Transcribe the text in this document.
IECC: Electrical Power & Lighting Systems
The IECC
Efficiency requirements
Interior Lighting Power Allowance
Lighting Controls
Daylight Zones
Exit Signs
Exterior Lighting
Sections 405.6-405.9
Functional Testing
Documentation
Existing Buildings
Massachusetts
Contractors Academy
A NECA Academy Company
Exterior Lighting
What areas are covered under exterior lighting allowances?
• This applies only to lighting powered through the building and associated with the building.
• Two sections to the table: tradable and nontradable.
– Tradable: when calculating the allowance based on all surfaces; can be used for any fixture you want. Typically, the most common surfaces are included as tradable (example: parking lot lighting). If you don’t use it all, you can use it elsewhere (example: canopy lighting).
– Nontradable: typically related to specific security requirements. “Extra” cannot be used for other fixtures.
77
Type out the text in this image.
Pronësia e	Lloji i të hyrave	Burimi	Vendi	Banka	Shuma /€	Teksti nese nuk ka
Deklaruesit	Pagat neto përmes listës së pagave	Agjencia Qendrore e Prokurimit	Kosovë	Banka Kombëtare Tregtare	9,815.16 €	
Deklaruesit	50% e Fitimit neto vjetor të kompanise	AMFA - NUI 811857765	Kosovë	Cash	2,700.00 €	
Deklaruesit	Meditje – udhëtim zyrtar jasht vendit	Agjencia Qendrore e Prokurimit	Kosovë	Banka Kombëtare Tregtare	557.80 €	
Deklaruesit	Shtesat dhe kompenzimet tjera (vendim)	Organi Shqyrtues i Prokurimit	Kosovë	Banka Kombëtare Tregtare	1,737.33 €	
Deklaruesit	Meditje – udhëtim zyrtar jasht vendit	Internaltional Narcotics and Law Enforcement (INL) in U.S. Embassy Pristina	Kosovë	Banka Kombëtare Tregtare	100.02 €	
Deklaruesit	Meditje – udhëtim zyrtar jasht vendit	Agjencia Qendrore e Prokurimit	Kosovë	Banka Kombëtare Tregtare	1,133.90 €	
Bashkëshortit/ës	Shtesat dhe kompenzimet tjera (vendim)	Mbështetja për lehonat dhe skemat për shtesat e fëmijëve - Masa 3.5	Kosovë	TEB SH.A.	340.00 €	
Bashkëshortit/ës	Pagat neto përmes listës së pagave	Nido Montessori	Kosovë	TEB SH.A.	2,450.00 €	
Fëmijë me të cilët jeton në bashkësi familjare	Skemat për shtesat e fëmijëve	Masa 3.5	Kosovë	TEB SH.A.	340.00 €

THE REQUEST — Please repeat all the records above exactly as they appear.

ANSWER TO THE EXERCISE —
Transcribe the text in this document.
IECC: Electrical Power & Lighting Systems
The IECC
Efficiency requirements
Interior Lighting Power Allowance
Lighting Controls
Daylight Zones
Exit Signs
Exterior Lighting
Sections 405.6-405.9
Functional Testing
Documentation
Existing Buildings
Massachusetts
Contractors Academy
A NECA Academy Company
Exterior Lighting
What areas are covered under exterior lighting allowances?
• This applies only to lighting powered through the building and associated with the building.
• Two sections to the table: tradable and nontradable.
– Tradable: when calculating the allowance based on all surfaces; can be used for any fixture you want. Typically, the most common surfaces are included as tradable (example: parking lot lighting). If you don’t use it all, you can use it elsewhere (example: canopy lighting).
– Nontradable: typically related to specific security requirements. “Extra” cannot be used for other fixtures.
77
Type out the text in this image.
Pronësia e	Lloji i të hyrave	Burimi	Vendi	Banka	Shuma /€	Teksti nese nuk ka
Deklaruesit	Pagat neto përmes listës së pagave	Agjencia Qendrore e Prokurimit	Kosovë	Banka Kombëtare Tregtare	9,815.16 €	
Deklaruesit	50% e Fitimit neto vjetor të kompanise	AMFA - NUI 811857765	Kosovë	Cash	2,700.00 €	
Deklaruesit	Meditje – udhëtim zyrtar jasht vendit	Agjencia Qendrore e Prokurimit	Kosovë	Banka Kombëtare Tregtare	557.80 €	
Deklaruesit	Shtesat dhe kompenzimet tjera (vendim)	Organi Shqyrtues i Prokurimit	Kosovë	Banka Kombëtare Tregtare	1,737.33 €	
Deklaruesit	Meditje – udhëtim zyrtar jasht vendit	Internaltional Narcotics and Law Enforcement (INL) in U.S. Embassy Pristina	Kosovë	Banka Kombëtare Tregtare	100.02 €	
Deklaruesit	Meditje – udhëtim zyrtar jasht vendit	Agjencia Qendrore e Prokurimit	Kosovë	Banka Kombëtare Tregtare	1,133.90 €	
Bashkëshortit/ës	Shtesat dhe kompenzimet tjera (vendim)	Mbështetja për lehonat dhe skemat për shtesat e fëmijëve - Masa 3.5	Kosovë	TEB SH.A.	340.00 €	
Bashkëshortit/ës	Pagat neto përmes listës së pagave	Nido Montessori	Kosovë	TEB SH.A.	2,450.00 €	
Fëmijë me të cilët jeton në bashkësi familjare	Skemat për shtesat e fëmijëve	Masa 3.5	Kosovë	TEB SH.A.	340.00 €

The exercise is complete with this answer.